Collected data entries:
• • • • • • •

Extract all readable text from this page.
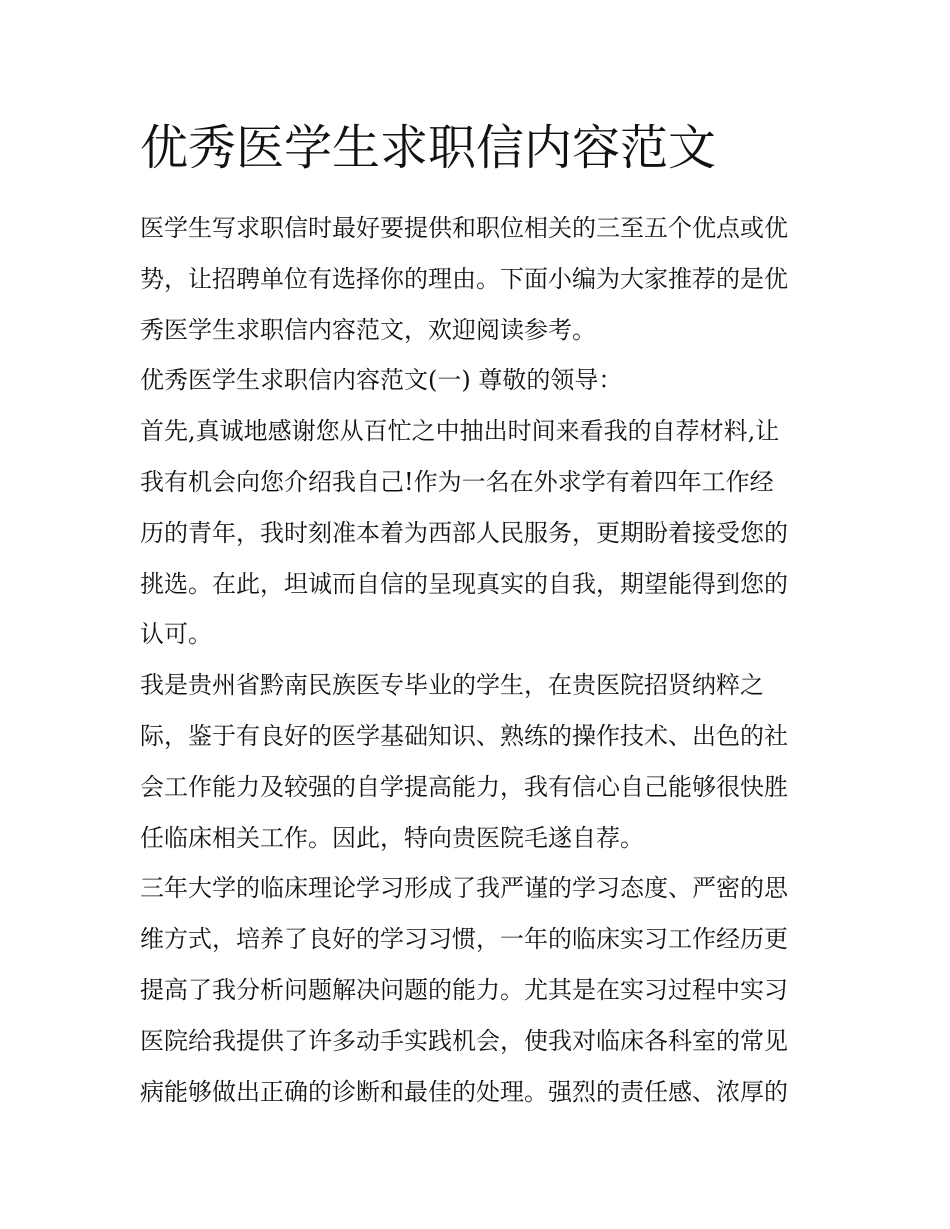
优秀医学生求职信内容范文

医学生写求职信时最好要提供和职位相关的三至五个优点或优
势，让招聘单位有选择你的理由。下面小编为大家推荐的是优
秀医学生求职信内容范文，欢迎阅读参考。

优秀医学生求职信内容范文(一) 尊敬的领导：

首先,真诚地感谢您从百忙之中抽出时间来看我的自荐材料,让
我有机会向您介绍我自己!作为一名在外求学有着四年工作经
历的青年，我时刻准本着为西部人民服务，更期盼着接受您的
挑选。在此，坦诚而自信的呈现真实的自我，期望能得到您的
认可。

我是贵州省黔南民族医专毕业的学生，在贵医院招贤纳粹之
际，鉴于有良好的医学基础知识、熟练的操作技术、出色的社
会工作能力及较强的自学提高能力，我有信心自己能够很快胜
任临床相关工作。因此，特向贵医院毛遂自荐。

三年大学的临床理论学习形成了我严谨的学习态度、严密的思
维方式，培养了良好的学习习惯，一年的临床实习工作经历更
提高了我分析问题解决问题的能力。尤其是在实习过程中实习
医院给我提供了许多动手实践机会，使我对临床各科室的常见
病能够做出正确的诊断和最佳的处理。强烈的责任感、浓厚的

• • • • • • •

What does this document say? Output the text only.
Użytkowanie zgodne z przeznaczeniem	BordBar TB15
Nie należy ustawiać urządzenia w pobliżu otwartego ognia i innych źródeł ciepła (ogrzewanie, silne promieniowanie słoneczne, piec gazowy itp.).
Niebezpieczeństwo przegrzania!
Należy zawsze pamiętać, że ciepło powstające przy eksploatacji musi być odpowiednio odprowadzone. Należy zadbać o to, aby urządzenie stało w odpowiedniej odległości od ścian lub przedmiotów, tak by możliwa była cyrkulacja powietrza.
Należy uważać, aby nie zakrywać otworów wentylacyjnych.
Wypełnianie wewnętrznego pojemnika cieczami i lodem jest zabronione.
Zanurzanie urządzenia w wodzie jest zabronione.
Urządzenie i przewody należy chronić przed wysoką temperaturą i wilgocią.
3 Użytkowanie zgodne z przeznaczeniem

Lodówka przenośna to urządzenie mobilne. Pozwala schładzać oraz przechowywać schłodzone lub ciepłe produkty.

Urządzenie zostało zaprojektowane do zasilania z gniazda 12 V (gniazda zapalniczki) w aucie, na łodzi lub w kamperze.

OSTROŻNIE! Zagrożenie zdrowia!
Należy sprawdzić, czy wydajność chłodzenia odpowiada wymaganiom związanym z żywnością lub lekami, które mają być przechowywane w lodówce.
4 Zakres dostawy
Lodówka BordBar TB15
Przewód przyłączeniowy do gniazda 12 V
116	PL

• • • • • • •

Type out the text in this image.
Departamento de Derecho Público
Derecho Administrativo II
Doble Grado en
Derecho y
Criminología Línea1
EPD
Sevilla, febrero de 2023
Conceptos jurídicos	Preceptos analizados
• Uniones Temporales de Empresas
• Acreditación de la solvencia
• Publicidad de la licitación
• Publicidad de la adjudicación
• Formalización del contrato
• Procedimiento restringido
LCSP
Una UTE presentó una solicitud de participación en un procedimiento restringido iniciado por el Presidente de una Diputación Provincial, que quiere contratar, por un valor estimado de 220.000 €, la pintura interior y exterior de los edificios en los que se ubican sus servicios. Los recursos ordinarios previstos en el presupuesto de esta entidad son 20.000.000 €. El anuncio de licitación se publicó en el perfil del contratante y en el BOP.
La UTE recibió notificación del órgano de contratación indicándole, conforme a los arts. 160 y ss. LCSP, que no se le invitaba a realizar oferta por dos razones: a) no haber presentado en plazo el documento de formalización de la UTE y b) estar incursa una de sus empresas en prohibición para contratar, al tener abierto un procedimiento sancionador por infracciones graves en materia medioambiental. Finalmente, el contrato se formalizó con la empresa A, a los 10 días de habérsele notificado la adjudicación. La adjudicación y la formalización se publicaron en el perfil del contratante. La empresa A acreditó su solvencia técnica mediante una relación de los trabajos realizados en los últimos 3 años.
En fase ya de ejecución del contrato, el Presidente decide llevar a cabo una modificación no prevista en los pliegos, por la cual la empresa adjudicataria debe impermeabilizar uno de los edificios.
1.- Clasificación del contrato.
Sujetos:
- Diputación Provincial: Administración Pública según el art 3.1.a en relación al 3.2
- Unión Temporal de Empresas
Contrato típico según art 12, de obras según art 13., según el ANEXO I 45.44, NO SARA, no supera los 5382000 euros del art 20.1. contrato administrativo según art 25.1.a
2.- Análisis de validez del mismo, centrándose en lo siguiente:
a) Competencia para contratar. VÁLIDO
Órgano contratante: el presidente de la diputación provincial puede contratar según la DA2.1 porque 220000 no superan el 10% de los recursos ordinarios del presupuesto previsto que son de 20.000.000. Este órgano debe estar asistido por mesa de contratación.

• • • • • • •

* _Given task_
Copy every line from the entries that contains the word "BordBar".

* _Response below_
Użytkowanie zgodne z przeznaczeniem	BordBar TB15
Lodówka BordBar TB15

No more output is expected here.